Dataset records

● ● ● ● ● ● ●

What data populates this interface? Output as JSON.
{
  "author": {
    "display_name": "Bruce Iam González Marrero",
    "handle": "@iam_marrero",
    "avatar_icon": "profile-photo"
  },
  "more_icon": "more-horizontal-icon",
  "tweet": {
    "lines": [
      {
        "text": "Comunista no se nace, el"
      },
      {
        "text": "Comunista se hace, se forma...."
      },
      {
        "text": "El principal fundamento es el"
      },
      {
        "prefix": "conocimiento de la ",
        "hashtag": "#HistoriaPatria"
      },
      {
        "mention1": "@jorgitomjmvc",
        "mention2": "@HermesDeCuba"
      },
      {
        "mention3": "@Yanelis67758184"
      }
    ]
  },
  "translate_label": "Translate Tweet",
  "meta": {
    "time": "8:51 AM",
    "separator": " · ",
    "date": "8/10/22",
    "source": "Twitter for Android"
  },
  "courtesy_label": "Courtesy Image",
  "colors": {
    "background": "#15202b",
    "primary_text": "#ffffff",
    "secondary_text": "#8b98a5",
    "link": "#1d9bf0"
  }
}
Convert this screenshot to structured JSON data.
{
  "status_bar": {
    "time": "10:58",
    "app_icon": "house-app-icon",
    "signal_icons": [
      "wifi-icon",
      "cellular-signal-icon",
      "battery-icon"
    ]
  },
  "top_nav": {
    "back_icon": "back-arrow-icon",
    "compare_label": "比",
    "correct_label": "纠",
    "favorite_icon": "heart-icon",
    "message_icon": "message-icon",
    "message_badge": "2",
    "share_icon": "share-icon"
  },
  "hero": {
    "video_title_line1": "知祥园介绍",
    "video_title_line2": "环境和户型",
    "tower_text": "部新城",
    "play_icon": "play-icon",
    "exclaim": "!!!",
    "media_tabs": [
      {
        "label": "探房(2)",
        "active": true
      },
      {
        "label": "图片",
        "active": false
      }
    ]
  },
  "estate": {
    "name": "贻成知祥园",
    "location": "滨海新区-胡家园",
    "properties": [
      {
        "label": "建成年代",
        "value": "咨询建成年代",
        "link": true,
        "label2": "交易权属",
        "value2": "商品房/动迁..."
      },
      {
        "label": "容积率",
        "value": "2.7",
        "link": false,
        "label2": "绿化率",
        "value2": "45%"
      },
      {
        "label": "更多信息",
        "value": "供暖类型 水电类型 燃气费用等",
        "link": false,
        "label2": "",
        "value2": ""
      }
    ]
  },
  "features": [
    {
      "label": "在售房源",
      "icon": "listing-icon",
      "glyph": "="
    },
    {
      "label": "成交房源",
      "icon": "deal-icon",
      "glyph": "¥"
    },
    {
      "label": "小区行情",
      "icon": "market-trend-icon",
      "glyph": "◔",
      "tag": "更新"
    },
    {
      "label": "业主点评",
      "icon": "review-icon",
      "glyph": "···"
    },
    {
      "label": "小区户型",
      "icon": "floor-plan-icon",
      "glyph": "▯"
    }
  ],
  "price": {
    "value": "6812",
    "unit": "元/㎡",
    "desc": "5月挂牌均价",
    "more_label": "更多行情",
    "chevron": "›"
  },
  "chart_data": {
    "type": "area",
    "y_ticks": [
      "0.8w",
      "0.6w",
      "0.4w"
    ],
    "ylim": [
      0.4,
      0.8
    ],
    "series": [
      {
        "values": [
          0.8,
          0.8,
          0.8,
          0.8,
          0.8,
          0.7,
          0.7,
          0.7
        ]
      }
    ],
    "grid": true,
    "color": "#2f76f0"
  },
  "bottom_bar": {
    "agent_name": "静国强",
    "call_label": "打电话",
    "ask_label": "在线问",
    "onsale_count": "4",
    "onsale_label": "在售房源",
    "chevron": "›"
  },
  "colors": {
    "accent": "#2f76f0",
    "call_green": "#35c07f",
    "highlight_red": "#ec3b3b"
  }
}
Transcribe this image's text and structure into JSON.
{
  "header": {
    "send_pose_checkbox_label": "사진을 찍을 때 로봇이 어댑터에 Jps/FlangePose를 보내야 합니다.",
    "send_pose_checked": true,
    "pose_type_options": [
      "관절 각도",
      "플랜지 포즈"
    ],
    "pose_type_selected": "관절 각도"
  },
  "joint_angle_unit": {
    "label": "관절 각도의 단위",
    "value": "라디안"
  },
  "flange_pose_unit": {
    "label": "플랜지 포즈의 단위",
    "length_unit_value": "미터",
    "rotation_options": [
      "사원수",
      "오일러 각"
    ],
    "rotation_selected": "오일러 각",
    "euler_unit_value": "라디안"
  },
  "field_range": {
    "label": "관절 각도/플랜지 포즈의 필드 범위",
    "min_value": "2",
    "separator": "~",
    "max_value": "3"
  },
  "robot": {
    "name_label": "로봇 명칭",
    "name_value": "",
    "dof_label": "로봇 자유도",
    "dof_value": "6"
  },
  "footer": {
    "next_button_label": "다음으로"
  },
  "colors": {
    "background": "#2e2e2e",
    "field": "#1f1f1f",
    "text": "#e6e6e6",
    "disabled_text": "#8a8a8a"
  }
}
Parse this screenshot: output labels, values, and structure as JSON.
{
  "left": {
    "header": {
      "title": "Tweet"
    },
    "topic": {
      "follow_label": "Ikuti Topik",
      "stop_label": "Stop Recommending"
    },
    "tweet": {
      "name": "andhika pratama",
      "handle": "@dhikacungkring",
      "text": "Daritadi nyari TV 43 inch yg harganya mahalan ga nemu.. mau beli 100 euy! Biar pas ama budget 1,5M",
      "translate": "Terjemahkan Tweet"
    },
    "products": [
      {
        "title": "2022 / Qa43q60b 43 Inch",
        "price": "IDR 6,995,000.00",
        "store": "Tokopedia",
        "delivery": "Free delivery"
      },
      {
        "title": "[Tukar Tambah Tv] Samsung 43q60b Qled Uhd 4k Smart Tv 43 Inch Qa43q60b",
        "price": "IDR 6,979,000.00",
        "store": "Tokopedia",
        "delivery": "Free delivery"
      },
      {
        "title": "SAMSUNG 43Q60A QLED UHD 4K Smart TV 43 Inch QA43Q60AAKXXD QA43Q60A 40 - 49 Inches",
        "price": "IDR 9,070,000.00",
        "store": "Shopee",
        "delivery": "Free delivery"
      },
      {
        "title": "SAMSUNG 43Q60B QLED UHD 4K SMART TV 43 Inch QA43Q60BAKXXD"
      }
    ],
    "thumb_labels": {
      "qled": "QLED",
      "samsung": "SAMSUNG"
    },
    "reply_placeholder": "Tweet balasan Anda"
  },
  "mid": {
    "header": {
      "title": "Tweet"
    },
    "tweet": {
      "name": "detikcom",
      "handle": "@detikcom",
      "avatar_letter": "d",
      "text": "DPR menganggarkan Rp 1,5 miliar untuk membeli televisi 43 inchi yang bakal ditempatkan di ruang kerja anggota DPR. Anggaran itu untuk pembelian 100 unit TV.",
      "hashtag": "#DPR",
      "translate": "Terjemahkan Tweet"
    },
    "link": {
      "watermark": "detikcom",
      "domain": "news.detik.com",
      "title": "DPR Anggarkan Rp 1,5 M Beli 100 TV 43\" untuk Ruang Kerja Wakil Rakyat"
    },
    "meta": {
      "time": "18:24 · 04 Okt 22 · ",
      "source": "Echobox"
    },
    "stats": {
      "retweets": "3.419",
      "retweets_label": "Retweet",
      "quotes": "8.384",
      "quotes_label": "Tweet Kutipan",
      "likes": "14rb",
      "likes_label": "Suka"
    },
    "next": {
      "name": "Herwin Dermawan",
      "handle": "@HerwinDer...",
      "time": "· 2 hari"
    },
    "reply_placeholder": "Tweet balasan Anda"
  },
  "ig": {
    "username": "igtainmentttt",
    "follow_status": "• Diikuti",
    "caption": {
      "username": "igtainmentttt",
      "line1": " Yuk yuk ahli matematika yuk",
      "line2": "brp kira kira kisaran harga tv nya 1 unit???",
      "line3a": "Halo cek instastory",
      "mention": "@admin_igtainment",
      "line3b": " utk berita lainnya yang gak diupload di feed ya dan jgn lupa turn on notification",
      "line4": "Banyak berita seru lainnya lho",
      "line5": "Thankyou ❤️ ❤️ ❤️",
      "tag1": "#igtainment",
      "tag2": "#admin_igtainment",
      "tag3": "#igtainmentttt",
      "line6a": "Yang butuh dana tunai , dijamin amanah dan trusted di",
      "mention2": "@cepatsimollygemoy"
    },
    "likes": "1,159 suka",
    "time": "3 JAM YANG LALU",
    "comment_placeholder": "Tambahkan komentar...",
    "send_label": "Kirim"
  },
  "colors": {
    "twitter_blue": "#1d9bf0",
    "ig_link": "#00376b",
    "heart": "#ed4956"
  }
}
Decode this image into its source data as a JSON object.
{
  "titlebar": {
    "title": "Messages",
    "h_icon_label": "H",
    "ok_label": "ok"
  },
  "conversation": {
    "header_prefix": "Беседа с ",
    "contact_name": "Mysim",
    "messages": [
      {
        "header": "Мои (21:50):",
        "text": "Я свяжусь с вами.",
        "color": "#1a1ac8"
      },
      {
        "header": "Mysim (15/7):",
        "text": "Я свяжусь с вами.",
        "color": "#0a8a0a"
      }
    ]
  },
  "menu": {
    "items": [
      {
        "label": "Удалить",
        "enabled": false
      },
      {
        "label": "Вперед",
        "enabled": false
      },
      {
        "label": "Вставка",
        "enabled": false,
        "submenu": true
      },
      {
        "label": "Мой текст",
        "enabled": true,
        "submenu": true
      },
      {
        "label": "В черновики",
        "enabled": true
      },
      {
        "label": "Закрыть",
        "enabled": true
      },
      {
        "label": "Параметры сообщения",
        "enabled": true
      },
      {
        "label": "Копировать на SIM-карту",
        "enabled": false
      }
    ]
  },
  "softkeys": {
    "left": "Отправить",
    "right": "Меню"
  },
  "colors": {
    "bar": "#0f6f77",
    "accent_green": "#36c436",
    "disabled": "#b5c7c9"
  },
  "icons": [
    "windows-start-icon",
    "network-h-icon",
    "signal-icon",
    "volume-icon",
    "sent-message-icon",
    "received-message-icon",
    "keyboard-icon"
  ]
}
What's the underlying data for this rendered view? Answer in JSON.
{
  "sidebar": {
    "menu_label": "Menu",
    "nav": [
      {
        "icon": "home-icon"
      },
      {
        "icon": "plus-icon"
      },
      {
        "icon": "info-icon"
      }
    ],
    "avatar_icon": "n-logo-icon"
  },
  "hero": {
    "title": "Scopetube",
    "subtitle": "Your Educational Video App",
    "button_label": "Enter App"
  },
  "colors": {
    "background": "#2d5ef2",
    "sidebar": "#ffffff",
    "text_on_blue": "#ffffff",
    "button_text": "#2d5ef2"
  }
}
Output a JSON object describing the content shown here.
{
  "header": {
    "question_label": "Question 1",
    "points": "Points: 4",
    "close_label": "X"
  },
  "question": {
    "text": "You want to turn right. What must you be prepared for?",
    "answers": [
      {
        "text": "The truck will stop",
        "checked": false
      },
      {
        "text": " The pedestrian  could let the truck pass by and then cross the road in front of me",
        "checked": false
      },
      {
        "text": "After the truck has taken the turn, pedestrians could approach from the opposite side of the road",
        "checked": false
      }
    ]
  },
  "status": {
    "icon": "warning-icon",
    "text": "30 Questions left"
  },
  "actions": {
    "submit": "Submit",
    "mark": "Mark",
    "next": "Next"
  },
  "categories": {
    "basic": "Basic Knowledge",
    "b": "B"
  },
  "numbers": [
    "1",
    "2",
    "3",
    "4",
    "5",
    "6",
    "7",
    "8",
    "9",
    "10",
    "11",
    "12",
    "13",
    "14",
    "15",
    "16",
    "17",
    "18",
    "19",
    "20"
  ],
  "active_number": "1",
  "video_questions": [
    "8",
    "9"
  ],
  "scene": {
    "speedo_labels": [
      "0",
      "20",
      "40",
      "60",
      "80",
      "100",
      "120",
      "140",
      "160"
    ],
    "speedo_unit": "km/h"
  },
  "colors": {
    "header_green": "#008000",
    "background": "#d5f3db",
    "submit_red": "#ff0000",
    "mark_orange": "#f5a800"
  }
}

● ● ● ● ● ● ●

**Description of the task:** Within the material above, find the lines that contain the word "this"; copy them.

**Result below:**
What data populates this interface? Output as JSON.
Convert this screenshot to structured JSON data.
Transcribe this image's text and structure into JSON.
Parse this screenshot: output labels, values, and structure as JSON.
Decode this image into its source data as a JSON object.
What's the underlying data for this rendered view? Answer in JSON.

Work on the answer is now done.